> What is required
Copy out each line of the material below that holds the string "ylabel".

> Exercise input
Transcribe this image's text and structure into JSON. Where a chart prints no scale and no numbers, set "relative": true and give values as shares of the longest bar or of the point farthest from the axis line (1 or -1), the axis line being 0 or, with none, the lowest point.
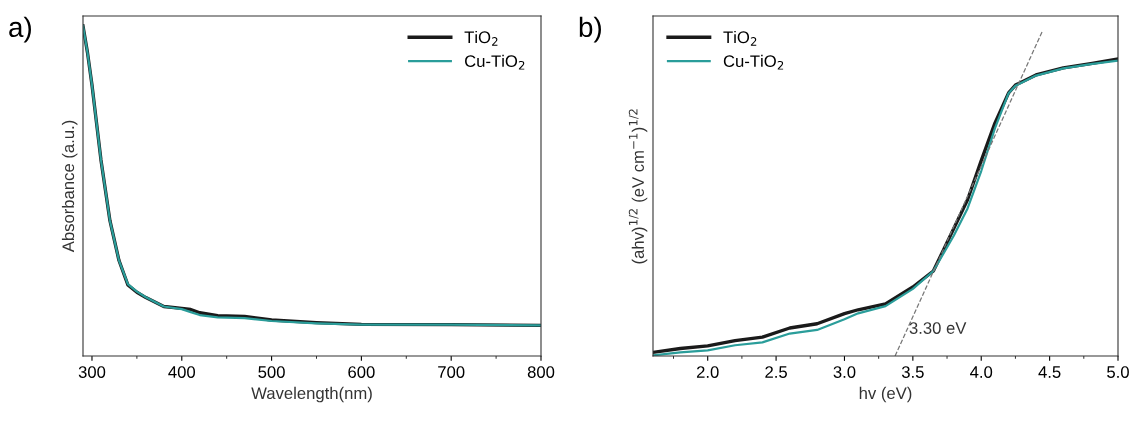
{
  "chart_data": [
    {
      "type": "line",
      "title": "a)",
      "xlabel": "Wavelength(nm)",
      "ylabel": "Absorbance (a.u.)",
      "relative": true,
      "xlim": [
        290,
        800
      ],
      "xticks": [
        300,
        400,
        500,
        600,
        700,
        800
      ],
      "legend": "top right",
      "grid": false,
      "series": [
        {
          "name": "TiO$_{2}$",
          "color": "#1a1a1a",
          "x": [
            290,
            295,
            300,
            310,
            320,
            330,
            340,
            350,
            360,
            380,
            400,
            410,
            420,
            440,
            470,
            500,
            550,
            600,
            700,
            800
          ],
          "values": [
            1.0,
            0.919,
            0.821,
            0.594,
            0.41,
            0.29,
            0.215,
            0.193,
            0.177,
            0.15,
            0.144,
            0.141,
            0.131,
            0.122,
            0.12,
            0.109,
            0.101,
            0.096,
            0.095,
            0.093
          ]
        },
        {
          "name": "Cu-TiO$_{2}$",
          "color": "#2a9d9a",
          "x": [
            290,
            295,
            300,
            310,
            320,
            330,
            340,
            350,
            360,
            380,
            400,
            410,
            420,
            440,
            470,
            500,
            550,
            600,
            700,
            800
          ],
          "values": [
            1.0,
            0.919,
            0.821,
            0.594,
            0.41,
            0.29,
            0.218,
            0.195,
            0.178,
            0.15,
            0.142,
            0.133,
            0.124,
            0.117,
            0.115,
            0.106,
            0.099,
            0.095,
            0.095,
            0.093
          ]
        }
      ]
    },
    {
      "type": "line",
      "title": "b)",
      "xlabel": "hv (eV)",
      "ylabel": "(ahv)$^{1/2}$ (eV cm$^{−1}$)$^{1/2}$",
      "relative": true,
      "xlim": [
        1.6,
        5.0
      ],
      "xticks": [
        {
          "value": 2.0,
          "label": "2.0"
        },
        {
          "value": 2.5,
          "label": "2.5"
        },
        {
          "value": 3.0,
          "label": "3.0"
        },
        {
          "value": 3.5,
          "label": "3.5"
        },
        {
          "value": 4.0,
          "label": "4.0"
        },
        {
          "value": 4.5,
          "label": "4.5"
        },
        {
          "value": 5.0,
          "label": "5.0"
        }
      ],
      "legend": "top left",
      "grid": false,
      "annotations": [
        {
          "text": "3.30 eV",
          "x": 3.37,
          "y": 0
        }
      ],
      "series": [
        {
          "name": "TiO$_{2}$",
          "color": "#1a1a1a",
          "x": [
            1.6,
            1.8,
            2.0,
            2.2,
            2.4,
            2.6,
            2.8,
            3.0,
            3.1,
            3.3,
            3.5,
            3.65,
            3.8,
            3.9,
            4.0,
            4.1,
            4.2,
            4.25,
            4.4,
            4.6,
            4.8,
            5.0
          ],
          "values": [
            0.011,
            0.023,
            0.031,
            0.047,
            0.058,
            0.086,
            0.099,
            0.13,
            0.142,
            0.16,
            0.212,
            0.261,
            0.392,
            0.48,
            0.6,
            0.715,
            0.808,
            0.832,
            0.863,
            0.885,
            0.898,
            0.912
          ]
        },
        {
          "name": "Cu-TiO$_{2}$",
          "color": "#2a9d9a",
          "x": [
            1.6,
            1.8,
            2.0,
            2.2,
            2.4,
            2.6,
            2.8,
            3.0,
            3.1,
            3.3,
            3.5,
            3.65,
            3.8,
            3.9,
            4.0,
            4.1,
            4.2,
            4.25,
            4.4,
            4.6,
            4.8,
            5.0
          ],
          "values": [
            0.002,
            0.011,
            0.017,
            0.033,
            0.042,
            0.069,
            0.08,
            0.113,
            0.131,
            0.153,
            0.206,
            0.261,
            0.37,
            0.453,
            0.568,
            0.699,
            0.807,
            0.83,
            0.861,
            0.883,
            0.896,
            0.907
          ]
        },
        {
          "type": "line",
          "color": "#777777",
          "line_style": "dashed",
          "x": [
            3.37,
            4.45
          ],
          "values": [
            0,
            1
          ]
        }
      ]
    }
  ]
}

> Result below
      "ylabel": "Absorbance (a.u.)",
      "ylabel": "(ahv)$^{1/2}$ (eV cm$^{−1}$)$^{1/2}$",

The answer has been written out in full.